**GIVEN PROBLEM**: Output the entries verbatim, including every line.

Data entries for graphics
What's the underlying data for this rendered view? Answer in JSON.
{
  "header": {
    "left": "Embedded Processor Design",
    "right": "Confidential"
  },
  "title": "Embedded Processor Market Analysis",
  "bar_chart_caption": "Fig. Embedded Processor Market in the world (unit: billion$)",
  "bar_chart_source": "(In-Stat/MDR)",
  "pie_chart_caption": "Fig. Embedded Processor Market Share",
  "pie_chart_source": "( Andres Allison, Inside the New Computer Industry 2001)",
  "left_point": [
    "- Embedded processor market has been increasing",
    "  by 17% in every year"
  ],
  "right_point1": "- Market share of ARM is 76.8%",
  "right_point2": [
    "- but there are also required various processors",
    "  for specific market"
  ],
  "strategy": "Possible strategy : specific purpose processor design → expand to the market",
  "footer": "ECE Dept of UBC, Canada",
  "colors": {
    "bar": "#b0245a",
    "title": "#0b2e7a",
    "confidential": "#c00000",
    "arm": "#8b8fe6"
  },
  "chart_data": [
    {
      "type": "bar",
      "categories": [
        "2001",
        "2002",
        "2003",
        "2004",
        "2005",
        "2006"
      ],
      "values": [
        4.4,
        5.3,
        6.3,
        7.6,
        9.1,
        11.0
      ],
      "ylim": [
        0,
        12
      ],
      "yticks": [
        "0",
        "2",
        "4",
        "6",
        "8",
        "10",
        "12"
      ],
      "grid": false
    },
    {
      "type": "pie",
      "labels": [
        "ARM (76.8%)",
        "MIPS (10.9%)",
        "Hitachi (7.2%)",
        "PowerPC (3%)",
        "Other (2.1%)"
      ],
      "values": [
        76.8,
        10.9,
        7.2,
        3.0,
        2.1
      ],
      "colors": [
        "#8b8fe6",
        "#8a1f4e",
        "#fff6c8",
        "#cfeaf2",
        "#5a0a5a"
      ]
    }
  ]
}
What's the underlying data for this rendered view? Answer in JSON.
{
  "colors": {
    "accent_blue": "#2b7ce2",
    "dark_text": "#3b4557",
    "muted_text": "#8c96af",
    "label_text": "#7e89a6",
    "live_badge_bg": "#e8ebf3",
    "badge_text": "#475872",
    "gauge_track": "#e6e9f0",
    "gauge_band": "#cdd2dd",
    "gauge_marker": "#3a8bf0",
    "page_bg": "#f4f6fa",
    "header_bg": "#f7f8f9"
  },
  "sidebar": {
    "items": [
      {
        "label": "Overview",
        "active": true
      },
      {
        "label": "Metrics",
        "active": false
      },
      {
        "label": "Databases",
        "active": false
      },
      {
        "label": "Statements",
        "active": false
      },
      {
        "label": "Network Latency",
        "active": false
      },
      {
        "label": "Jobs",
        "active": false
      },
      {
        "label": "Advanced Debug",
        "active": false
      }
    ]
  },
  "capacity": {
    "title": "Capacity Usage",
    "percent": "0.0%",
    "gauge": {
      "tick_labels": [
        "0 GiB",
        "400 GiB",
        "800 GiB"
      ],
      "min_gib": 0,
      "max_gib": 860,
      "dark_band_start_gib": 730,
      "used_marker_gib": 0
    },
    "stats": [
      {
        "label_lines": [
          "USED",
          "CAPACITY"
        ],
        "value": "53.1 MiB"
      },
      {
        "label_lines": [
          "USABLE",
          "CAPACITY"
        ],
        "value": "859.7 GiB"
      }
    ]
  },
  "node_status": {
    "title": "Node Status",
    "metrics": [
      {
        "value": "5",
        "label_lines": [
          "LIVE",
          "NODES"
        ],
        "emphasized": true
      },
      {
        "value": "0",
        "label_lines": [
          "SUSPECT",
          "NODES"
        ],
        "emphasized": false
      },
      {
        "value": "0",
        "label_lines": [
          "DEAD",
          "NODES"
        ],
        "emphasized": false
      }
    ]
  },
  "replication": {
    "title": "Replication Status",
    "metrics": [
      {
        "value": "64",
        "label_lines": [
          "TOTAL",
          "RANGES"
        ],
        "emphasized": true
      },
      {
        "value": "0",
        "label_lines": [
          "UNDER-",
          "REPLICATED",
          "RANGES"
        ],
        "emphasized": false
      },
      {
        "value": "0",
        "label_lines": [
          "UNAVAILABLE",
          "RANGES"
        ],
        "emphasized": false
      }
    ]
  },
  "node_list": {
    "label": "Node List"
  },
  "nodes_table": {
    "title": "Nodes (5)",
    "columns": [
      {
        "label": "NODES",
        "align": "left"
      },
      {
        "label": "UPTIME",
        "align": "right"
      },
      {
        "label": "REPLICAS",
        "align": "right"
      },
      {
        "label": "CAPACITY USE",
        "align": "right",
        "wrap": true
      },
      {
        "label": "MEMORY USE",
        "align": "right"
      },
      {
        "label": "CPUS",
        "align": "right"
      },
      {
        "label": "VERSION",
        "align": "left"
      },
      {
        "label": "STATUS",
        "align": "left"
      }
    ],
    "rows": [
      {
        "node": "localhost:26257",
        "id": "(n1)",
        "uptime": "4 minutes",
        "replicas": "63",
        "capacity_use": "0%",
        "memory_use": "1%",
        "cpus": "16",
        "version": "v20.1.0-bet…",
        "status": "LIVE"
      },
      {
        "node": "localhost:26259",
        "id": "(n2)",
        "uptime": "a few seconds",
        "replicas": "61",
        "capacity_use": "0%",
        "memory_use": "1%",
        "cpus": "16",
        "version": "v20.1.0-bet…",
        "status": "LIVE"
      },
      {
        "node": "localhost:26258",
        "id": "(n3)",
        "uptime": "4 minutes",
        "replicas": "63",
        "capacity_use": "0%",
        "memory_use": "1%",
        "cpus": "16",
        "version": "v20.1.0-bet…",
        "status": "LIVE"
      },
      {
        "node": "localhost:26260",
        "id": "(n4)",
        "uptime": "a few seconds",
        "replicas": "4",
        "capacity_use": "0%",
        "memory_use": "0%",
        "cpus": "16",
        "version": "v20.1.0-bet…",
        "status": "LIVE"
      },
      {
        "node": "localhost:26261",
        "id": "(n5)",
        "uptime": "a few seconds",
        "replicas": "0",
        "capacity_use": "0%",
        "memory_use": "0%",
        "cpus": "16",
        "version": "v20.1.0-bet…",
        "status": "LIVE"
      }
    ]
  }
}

**RESULT FOR THIS TASK**:
What's the underlying data for this rendered view? Answer in JSON.
{
  "header": {
    "left": "Embedded Processor Design",
    "right": "Confidential"
  },
  "title": "Embedded Processor Market Analysis",
  "bar_chart_caption": "Fig. Embedded Processor Market in the world (unit: billion$)",
  "bar_chart_source": "(In-Stat/MDR)",
  "pie_chart_caption": "Fig. Embedded Processor Market Share",
  "pie_chart_source": "( Andres Allison, Inside the New Computer Industry 2001)",
  "left_point": [
    "- Embedded processor market has been increasing",
    "  by 17% in every year"
  ],
  "right_point1": "- Market share of ARM is 76.8%",
  "right_point2": [
    "- but there are also required various processors",
    "  for specific market"
  ],
  "strategy": "Possible strategy : specific purpose processor design → expand to the market",
  "footer": "ECE Dept of UBC, Canada",
  "colors": {
    "bar": "#b0245a",
    "title": "#0b2e7a",
    "confidential": "#c00000",
    "arm": "#8b8fe6"
  },
  "chart_data": [
    {
      "type": "bar",
      "categories": [
        "2001",
        "2002",
        "2003",
        "2004",
        "2005",
        "2006"
      ],
      "values": [
        4.4,
        5.3,
        6.3,
        7.6,
        9.1,
        11.0
      ],
      "ylim": [
        0,
        12
      ],
      "yticks": [
        "0",
        "2",
        "4",
        "6",
        "8",
        "10",
        "12"
      ],
      "grid": false
    },
    {
      "type": "pie",
      "labels": [
        "ARM (76.8%)",
        "MIPS (10.9%)",
        "Hitachi (7.2%)",
        "PowerPC (3%)",
        "Other (2.1%)"
      ],
      "values": [
        76.8,
        10.9,
        7.2,
        3.0,
        2.1
      ],
      "colors": [
        "#8b8fe6",
        "#8a1f4e",
        "#fff6c8",
        "#cfeaf2",
        "#5a0a5a"
      ]
    }
  ]
}
What's the underlying data for this rendered view? Answer in JSON.
{
  "colors": {
    "accent_blue": "#2b7ce2",
    "dark_text": "#3b4557",
    "muted_text": "#8c96af",
    "label_text": "#7e89a6",
    "live_badge_bg": "#e8ebf3",
    "badge_text": "#475872",
    "gauge_track": "#e6e9f0",
    "gauge_band": "#cdd2dd",
    "gauge_marker": "#3a8bf0",
    "page_bg": "#f4f6fa",
    "header_bg": "#f7f8f9"
  },
  "sidebar": {
    "items": [
      {
        "label": "Overview",
        "active": true
      },
      {
        "label": "Metrics",
        "active": false
      },
      {
        "label": "Databases",
        "active": false
      },
      {
        "label": "Statements",
        "active": false
      },
      {
        "label": "Network Latency",
        "active": false
      },
      {
        "label": "Jobs",
        "active": false
      },
      {
        "label": "Advanced Debug",
        "active": false
      }
    ]
  },
  "capacity": {
    "title": "Capacity Usage",
    "percent": "0.0%",
    "gauge": {
      "tick_labels": [
        "0 GiB",
        "400 GiB",
        "800 GiB"
      ],
      "min_gib": 0,
      "max_gib": 860,
      "dark_band_start_gib": 730,
      "used_marker_gib": 0
    },
    "stats": [
      {
        "label_lines": [
          "USED",
          "CAPACITY"
        ],
        "value": "53.1 MiB"
      },
      {
        "label_lines": [
          "USABLE",
          "CAPACITY"
        ],
        "value": "859.7 GiB"
      }
    ]
  },
  "node_status": {
    "title": "Node Status",
    "metrics": [
      {
        "value": "5",
        "label_lines": [
          "LIVE",
          "NODES"
        ],
        "emphasized": true
      },
      {
        "value": "0",
        "label_lines": [
          "SUSPECT",
          "NODES"
        ],
        "emphasized": false
      },
      {
        "value": "0",
        "label_lines": [
          "DEAD",
          "NODES"
        ],
        "emphasized": false
      }
    ]
  },
  "replication": {
    "title": "Replication Status",
    "metrics": [
      {
        "value": "64",
        "label_lines": [
          "TOTAL",
          "RANGES"
        ],
        "emphasized": true
      },
      {
        "value": "0",
        "label_lines": [
          "UNDER-",
          "REPLICATED",
          "RANGES"
        ],
        "emphasized": false
      },
      {
        "value": "0",
        "label_lines": [
          "UNAVAILABLE",
          "RANGES"
        ],
        "emphasized": false
      }
    ]
  },
  "node_list": {
    "label": "Node List"
  },
  "nodes_table": {
    "title": "Nodes (5)",
    "columns": [
      {
        "label": "NODES",
        "align": "left"
      },
      {
        "label": "UPTIME",
        "align": "right"
      },
      {
        "label": "REPLICAS",
        "align": "right"
      },
      {
        "label": "CAPACITY USE",
        "align": "right",
        "wrap": true
      },
      {
        "label": "MEMORY USE",
        "align": "right"
      },
      {
        "label": "CPUS",
        "align": "right"
      },
      {
        "label": "VERSION",
        "align": "left"
      },
      {
        "label": "STATUS",
        "align": "left"
      }
    ],
    "rows": [
      {
        "node": "localhost:26257",
        "id": "(n1)",
        "uptime": "4 minutes",
        "replicas": "63",
        "capacity_use": "0%",
        "memory_use": "1%",
        "cpus": "16",
        "version": "v20.1.0-bet…",
        "status": "LIVE"
      },
      {
        "node": "localhost:26259",
        "id": "(n2)",
        "uptime": "a few seconds",
        "replicas": "61",
        "capacity_use": "0%",
        "memory_use": "1%",
        "cpus": "16",
        "version": "v20.1.0-bet…",
        "status": "LIVE"
      },
      {
        "node": "localhost:26258",
        "id": "(n3)",
        "uptime": "4 minutes",
        "replicas": "63",
        "capacity_use": "0%",
        "memory_use": "1%",
        "cpus": "16",
        "version": "v20.1.0-bet…",
        "status": "LIVE"
      },
      {
        "node": "localhost:26260",
        "id": "(n4)",
        "uptime": "a few seconds",
        "replicas": "4",
        "capacity_use": "0%",
        "memory_use": "0%",
        "cpus": "16",
        "version": "v20.1.0-bet…",
        "status": "LIVE"
      },
      {
        "node": "localhost:26261",
        "id": "(n5)",
        "uptime": "a few seconds",
        "replicas": "0",
        "capacity_use": "0%",
        "memory_use": "0%",
        "cpus": "16",
        "version": "v20.1.0-bet…",
        "status": "LIVE"
      }
    ]
  }
}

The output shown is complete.